> [Task directions]
Produce an exact copy of all the data below, dropping every image.

Extracted data entries:
--- Start ---

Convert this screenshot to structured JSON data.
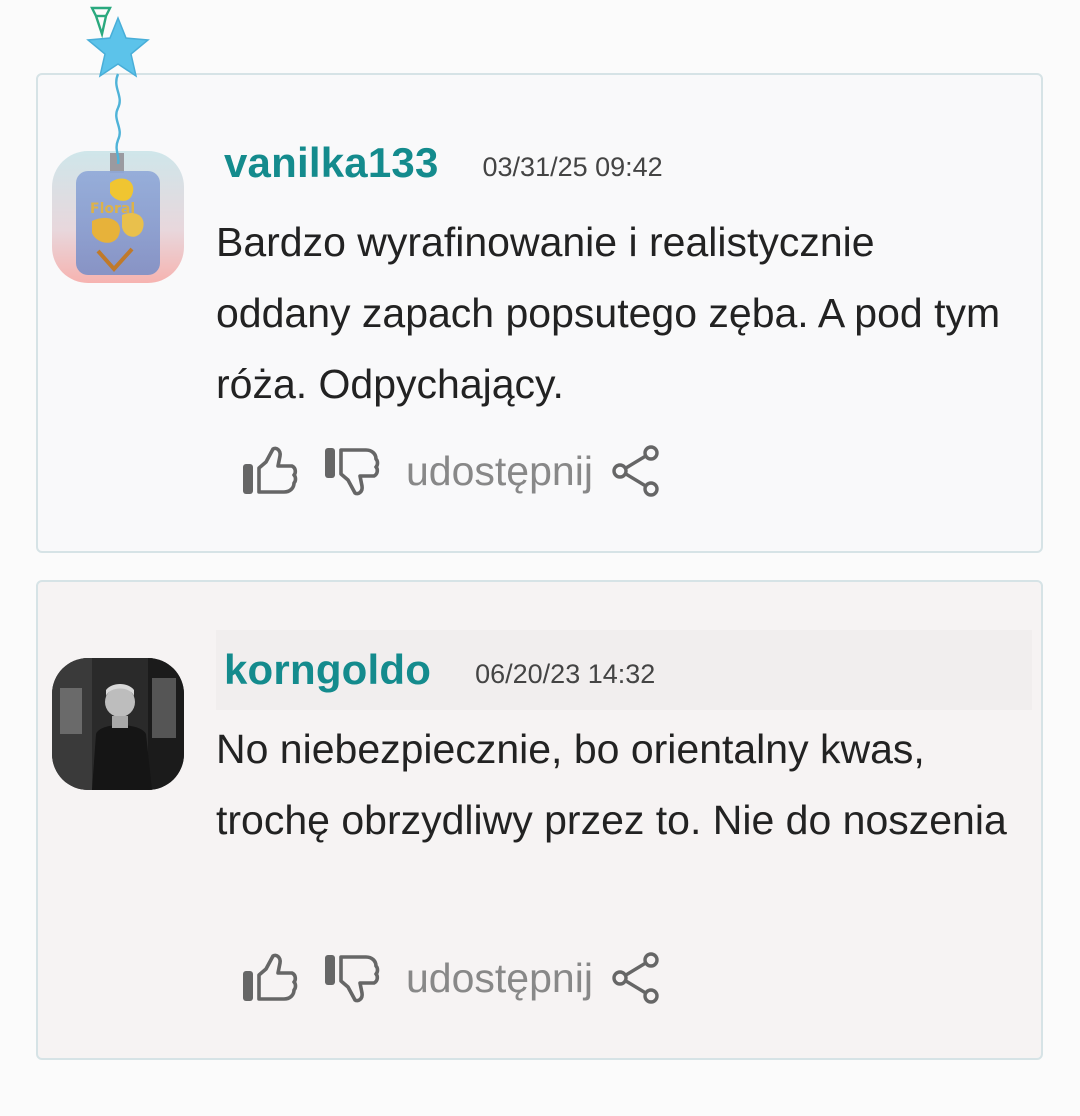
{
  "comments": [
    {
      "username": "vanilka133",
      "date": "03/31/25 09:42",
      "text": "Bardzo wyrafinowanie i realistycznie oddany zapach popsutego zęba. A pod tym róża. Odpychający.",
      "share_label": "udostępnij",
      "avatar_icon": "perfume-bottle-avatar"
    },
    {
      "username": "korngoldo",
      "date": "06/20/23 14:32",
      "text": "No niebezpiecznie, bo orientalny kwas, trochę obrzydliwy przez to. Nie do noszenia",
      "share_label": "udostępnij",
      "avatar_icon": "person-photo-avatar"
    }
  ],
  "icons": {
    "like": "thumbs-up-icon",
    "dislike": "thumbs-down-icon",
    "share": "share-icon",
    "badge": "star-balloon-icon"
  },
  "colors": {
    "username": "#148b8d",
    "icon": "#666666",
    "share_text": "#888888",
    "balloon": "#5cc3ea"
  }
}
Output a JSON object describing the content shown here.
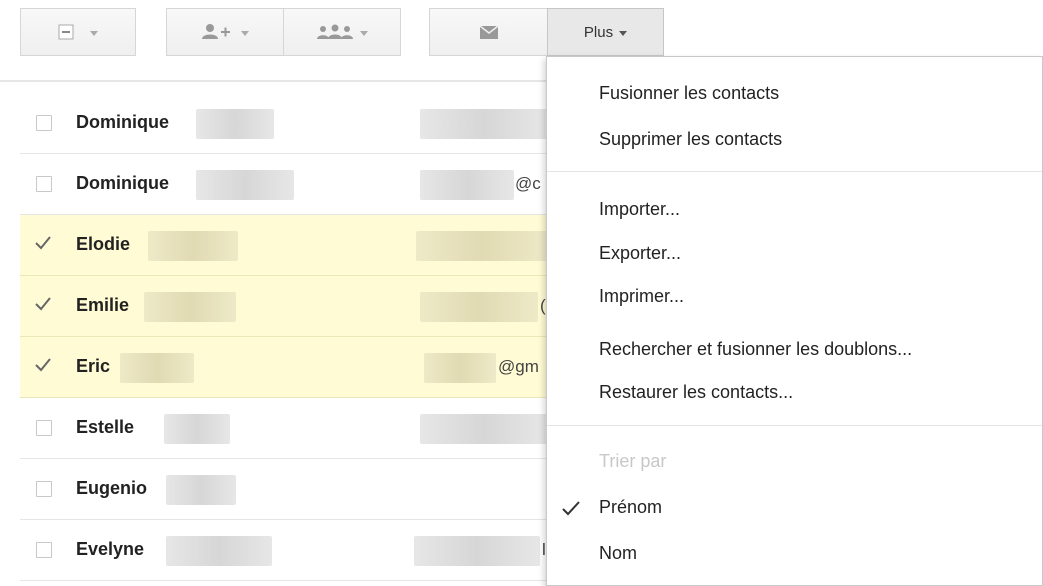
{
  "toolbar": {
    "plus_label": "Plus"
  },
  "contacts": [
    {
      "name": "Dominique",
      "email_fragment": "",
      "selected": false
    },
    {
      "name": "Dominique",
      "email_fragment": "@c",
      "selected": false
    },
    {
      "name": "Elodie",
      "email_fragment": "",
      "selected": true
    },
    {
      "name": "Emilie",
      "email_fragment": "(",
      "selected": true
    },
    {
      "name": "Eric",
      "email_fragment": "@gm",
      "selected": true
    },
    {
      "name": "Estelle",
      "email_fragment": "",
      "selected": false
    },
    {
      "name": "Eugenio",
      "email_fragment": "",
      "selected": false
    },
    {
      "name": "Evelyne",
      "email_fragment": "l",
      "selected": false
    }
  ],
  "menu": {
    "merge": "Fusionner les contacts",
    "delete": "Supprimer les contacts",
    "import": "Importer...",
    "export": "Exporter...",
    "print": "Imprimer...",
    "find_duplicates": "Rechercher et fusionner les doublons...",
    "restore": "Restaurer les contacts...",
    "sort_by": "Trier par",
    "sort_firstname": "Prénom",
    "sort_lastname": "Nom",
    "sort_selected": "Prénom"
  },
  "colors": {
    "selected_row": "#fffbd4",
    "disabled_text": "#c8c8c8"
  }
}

--- End ---

> [Exercise result]
Convert this screenshot to structured JSON data.
{
  "comments": [
    {
      "username": "vanilka133",
      "date": "03/31/25 09:42",
      "text": "Bardzo wyrafinowanie i realistycznie oddany zapach popsutego zęba. A pod tym róża. Odpychający.",
      "share_label": "udostępnij",
      "avatar_icon": "perfume-bottle-avatar"
    },
    {
      "username": "korngoldo",
      "date": "06/20/23 14:32",
      "text": "No niebezpiecznie, bo orientalny kwas, trochę obrzydliwy przez to. Nie do noszenia",
      "share_label": "udostępnij",
      "avatar_icon": "person-photo-avatar"
    }
  ],
  "icons": {
    "like": "thumbs-up-icon",
    "dislike": "thumbs-down-icon",
    "share": "share-icon",
    "badge": "star-balloon-icon"
  },
  "colors": {
    "username": "#148b8d",
    "icon": "#666666",
    "share_text": "#888888",
    "balloon": "#5cc3ea"
  }
}
Output a JSON object describing the content shown here.
{
  "toolbar": {
    "plus_label": "Plus"
  },
  "contacts": [
    {
      "name": "Dominique",
      "email_fragment": "",
      "selected": false
    },
    {
      "name": "Dominique",
      "email_fragment": "@c",
      "selected": false
    },
    {
      "name": "Elodie",
      "email_fragment": "",
      "selected": true
    },
    {
      "name": "Emilie",
      "email_fragment": "(",
      "selected": true
    },
    {
      "name": "Eric",
      "email_fragment": "@gm",
      "selected": true
    },
    {
      "name": "Estelle",
      "email_fragment": "",
      "selected": false
    },
    {
      "name": "Eugenio",
      "email_fragment": "",
      "selected": false
    },
    {
      "name": "Evelyne",
      "email_fragment": "l",
      "selected": false
    }
  ],
  "menu": {
    "merge": "Fusionner les contacts",
    "delete": "Supprimer les contacts",
    "import": "Importer...",
    "export": "Exporter...",
    "print": "Imprimer...",
    "find_duplicates": "Rechercher et fusionner les doublons...",
    "restore": "Restaurer les contacts...",
    "sort_by": "Trier par",
    "sort_firstname": "Prénom",
    "sort_lastname": "Nom",
    "sort_selected": "Prénom"
  },
  "colors": {
    "selected_row": "#fffbd4",
    "disabled_text": "#c8c8c8"
  }
}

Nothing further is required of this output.